ENTRIES:
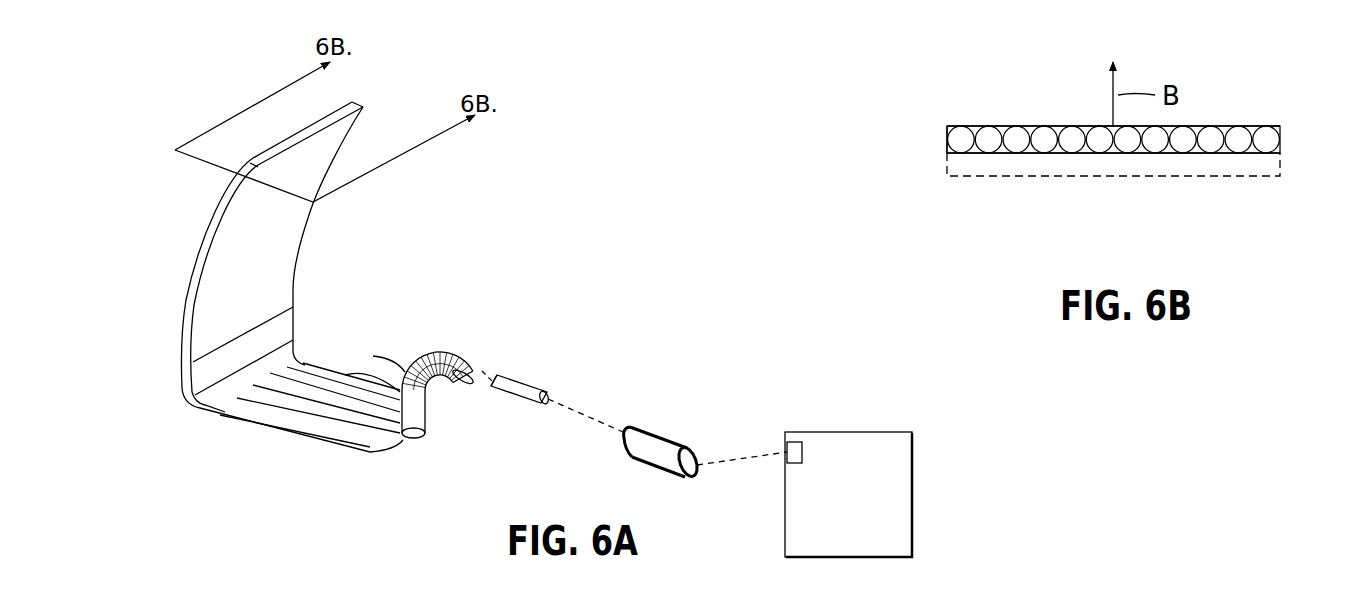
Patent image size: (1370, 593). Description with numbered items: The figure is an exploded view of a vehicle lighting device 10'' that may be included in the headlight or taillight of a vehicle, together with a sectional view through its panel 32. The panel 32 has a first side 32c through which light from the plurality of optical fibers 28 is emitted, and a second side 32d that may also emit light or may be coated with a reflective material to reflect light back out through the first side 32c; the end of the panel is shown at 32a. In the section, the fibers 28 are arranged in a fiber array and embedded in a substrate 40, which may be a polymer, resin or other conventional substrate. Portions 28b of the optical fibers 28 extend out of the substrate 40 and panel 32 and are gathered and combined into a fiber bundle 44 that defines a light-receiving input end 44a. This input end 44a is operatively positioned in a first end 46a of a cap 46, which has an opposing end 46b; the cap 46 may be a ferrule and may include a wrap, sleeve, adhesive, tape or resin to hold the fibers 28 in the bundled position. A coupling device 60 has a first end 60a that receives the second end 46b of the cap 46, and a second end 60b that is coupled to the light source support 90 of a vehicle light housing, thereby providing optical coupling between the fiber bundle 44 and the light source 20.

In FIG. 6A, the vehicle lighting device 10'' is at (662, 263).
In FIG. 6A, the light source 20 is at (787, 457).
In FIG. 6A, the optical fibers 28 is at (422, 352).
In FIG. 6B, the optical fibers 28 is at (1070, 155).
In FIG. 6A, the portions of the optical fibers 28b is at (362, 382).
In FIG. 6A, the panel 32 is at (188, 233).
In FIG. 6B, the panel 32 is at (1283, 171).
In FIG. 6B, the blade first end 32a is at (947, 138).
In FIG. 6A, the first side 32c is at (187, 312).
In FIG. 6B, the first side 32c is at (1085, 127).
In FIG. 6A, the second side 32d is at (273, 284).
In FIG. 6B, the second side 32d is at (1086, 157).
In FIG. 6B, the substrate 40 is at (1223, 126).
In FIG. 6A, the fiber bundle 44 is at (458, 357).
In FIG. 6A, the input end 44a is at (470, 380).
In FIG. 6A, the cap 46 is at (515, 398).
In FIG. 6A, the first end of cap 46a is at (502, 378).
In FIG. 6A, the second end of cap 46b is at (550, 402).
In FIG. 6A, the coupling device 60 is at (658, 432).
In FIG. 6A, the first end of coupling device 60a is at (627, 420).
In FIG. 6A, the second end of coupling device 60b is at (700, 453).
In FIG. 6A, the light source support 90 is at (850, 432).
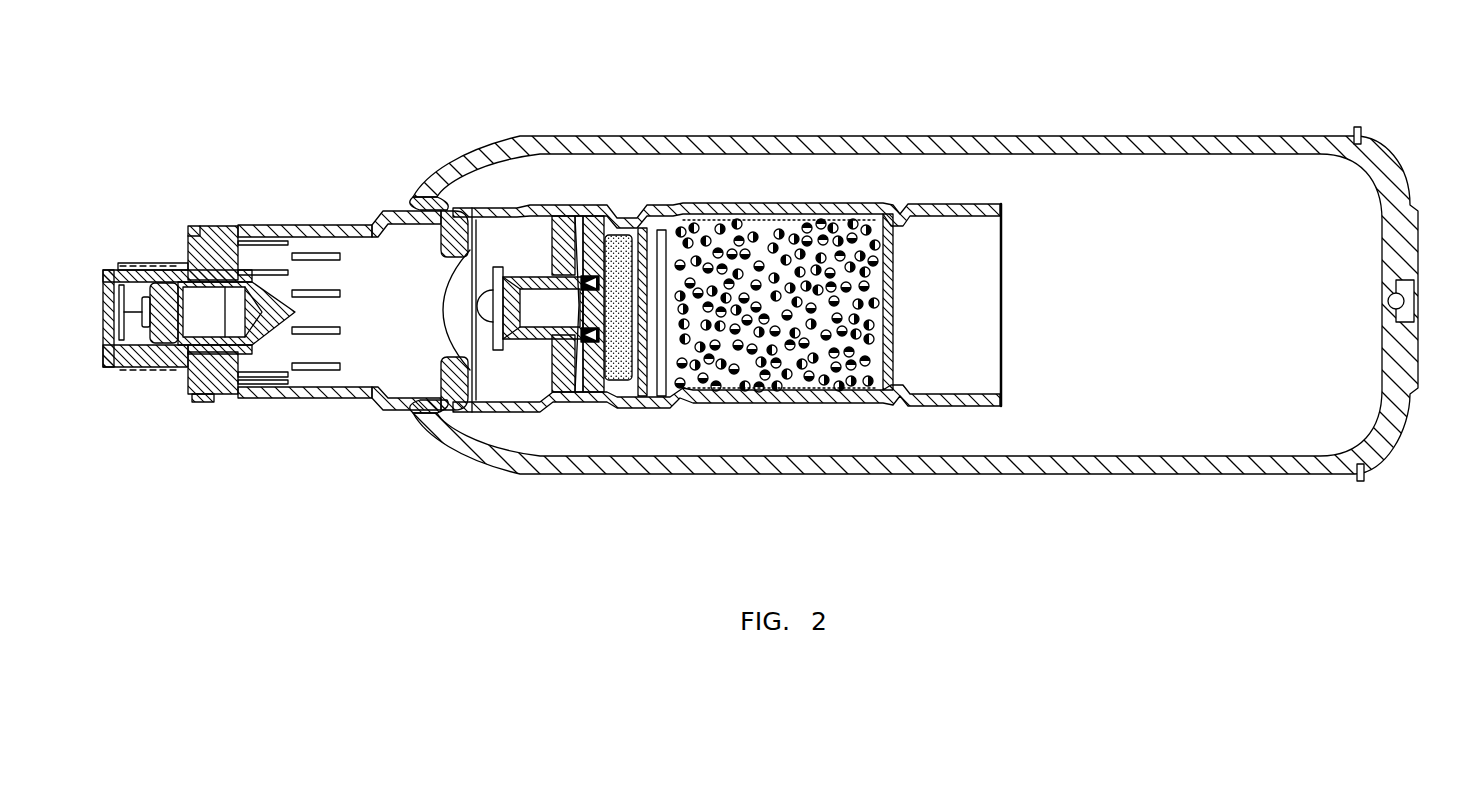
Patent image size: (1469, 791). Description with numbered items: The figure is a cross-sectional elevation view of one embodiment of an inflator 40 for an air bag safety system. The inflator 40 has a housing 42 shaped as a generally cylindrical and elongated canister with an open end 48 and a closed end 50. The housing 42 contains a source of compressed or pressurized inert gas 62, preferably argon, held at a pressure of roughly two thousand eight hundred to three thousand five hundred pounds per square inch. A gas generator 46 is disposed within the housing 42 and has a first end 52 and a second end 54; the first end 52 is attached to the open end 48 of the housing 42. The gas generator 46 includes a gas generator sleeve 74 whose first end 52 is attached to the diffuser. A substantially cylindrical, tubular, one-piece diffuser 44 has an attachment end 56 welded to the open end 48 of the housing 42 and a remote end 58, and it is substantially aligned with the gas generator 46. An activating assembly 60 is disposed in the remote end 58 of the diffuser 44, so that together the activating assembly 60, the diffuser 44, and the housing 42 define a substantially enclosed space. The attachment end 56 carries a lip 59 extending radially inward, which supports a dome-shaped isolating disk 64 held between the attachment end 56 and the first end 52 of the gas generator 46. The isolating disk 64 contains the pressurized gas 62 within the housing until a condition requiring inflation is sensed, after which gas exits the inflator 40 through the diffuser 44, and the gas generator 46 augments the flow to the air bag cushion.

The inflator 40 is at (262, 104).
The housing 42 is at (1190, 140).
The diffuser 44 is at (362, 226).
The gas generator 46 is at (648, 212).
The open end 48 is at (432, 180).
The closed end 50 is at (1400, 244).
The first end 52 is at (445, 425).
The second end 54 is at (960, 402).
The attachment end 56 is at (440, 400).
The remote end 58 is at (200, 402).
The lip 59 is at (457, 233).
The activating assembly 60 is at (198, 271).
The inert gas 62 is at (1212, 305).
The isolating disk 64 is at (444, 310).
The gas generator sleeve 74 is at (848, 206).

SET PROBLEM:
Please turn the material from its first line through the line holding "In FIG. 6A, the light source 20", inclusive, into a JSON list of strings, one string per line. Skip blank lines and leave the pictures out.

RESULT OF THIS TASK:
[
  "Patent image size: (1370, 593). Description with numbered items: The figure is an exploded view of a vehicle lighting device 10'' that may be included in the headlight or taillight of a vehicle, together with a sectional view through its panel 32. The panel 32 has a first side 32c through which light from the plurality of optical fibers 28 is emitted, and a second side 32d that may also emit light or may be coated with a reflective material to reflect light back out through the first side 32c; the end of the panel is shown at 32a. In the section, the fibers 28 are arranged in a fiber array and embedded in a substrate 40, which may be a polymer, resin or other conventional substrate. Portions 28b of the optical fibers 28 extend out of the substrate 40 and panel 32 and are gathered and combined into a fiber bundle 44 that defines a light-receiving input end 44a. This input end 44a is operatively positioned in a first end 46a of a cap 46, which has an opposing end 46b; the cap 46 may be a ferrule and may include a wrap, sleeve, adhesive, tape or resin to hold the fibers 28 in the bundled position. A coupling device 60 has a first end 60a that receives the second end 46b of the cap 46, and a second end 60b that is coupled to the light source support 90 of a vehicle light housing, thereby providing optical coupling between the fiber bundle 44 and the light source 20.",
  "In FIG. 6A, the vehicle lighting device 10'' is at (662, 263).",
  "In FIG. 6A, the light source 20 is at (787, 457)."
]